__Quoted text__:
Chapter VI (Sections 66 to 80) of the Income Tax Act 1961 deals with the provisions related to aggregation of income and set off or carry forward of loss. Section 72A of IT Act 1961-2022 provides for provisions relating to carry forward and set off of accumulated loss and unabsorbed depreciation allowance in amalgamation or demerger, etc.

Recently, we have discussed in detail section 72 (carry forward and set off of business losses) of IT Act 1961. Today, we learn the provisions of section 72A of Income-tax Act 1961. The amended provision of section 72A is effective for financial year 2020-21 relevant to the assessment year 2021-22.

In this article, you will learn detail of the provisions of section 72A of the Income Tax Act, 1961 Bare Act read with the Income-tax Rules, 1962, regulations, notifications, circulars, orders and Press Release by CBDT, Income Tax Department and the Ministry of Law and Justice, Government of India.

__Requirement A__:
Retype the passage on section 72A, starting with "Recently, we have" and going on through "Government of India.".
__Requirement B__:
Decide whether each statement below agrees with the passage on section 72A, and answer yes or no with the deciding words of the passage quoted exactly. (i) Chapter VI of the Income Tax Act 1961 covers Sections 66 to 80. (ii) Section 72 deals with carry forward and set off of business losses. (iii) The amended provision of section 72A is effective for financial year 2021-22.

__Dataset section__:
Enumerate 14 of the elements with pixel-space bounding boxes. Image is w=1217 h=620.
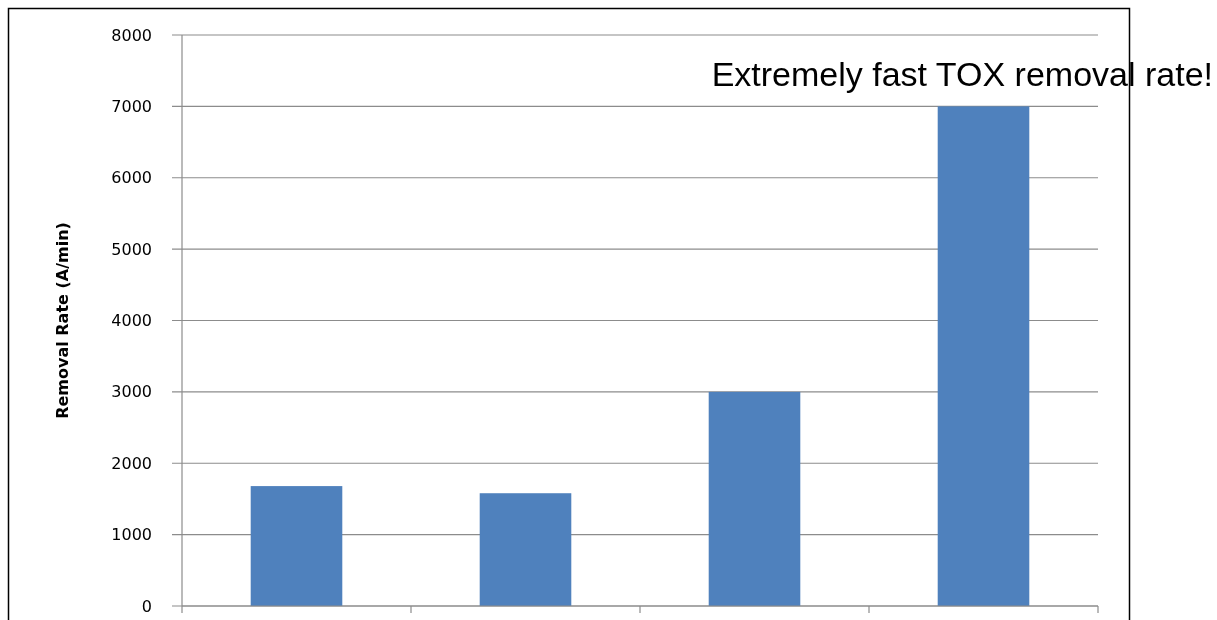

__Task solution A__:
Recently, we have discussed in detail section 72 (carry forward and set off of business losses) of IT Act 1961. Today, we learn the provisions of section 72A of Income-tax Act 1961. The amended provision of section 72A is effective for financial year 2020-21 relevant to the assessment year 2021-22.

In this article, you will learn detail of the provisions of section 72A of the Income Tax Act, 1961 Bare Act read with the Income-tax Rules, 1962, regulations, notifications, circulars, orders and Press Release by CBDT, Income Tax Department and the Ministry of Law and Justice, Government of India.

__Task solution B__:
(i) Yes: "Chapter VI (Sections 66 to 80) of the Income Tax Act 1961"
(ii) Yes: "section 72 (carry forward and set off of business losses)"
(iii) No: "effective for financial year 2020-21 relevant to the assessment year 2021-22"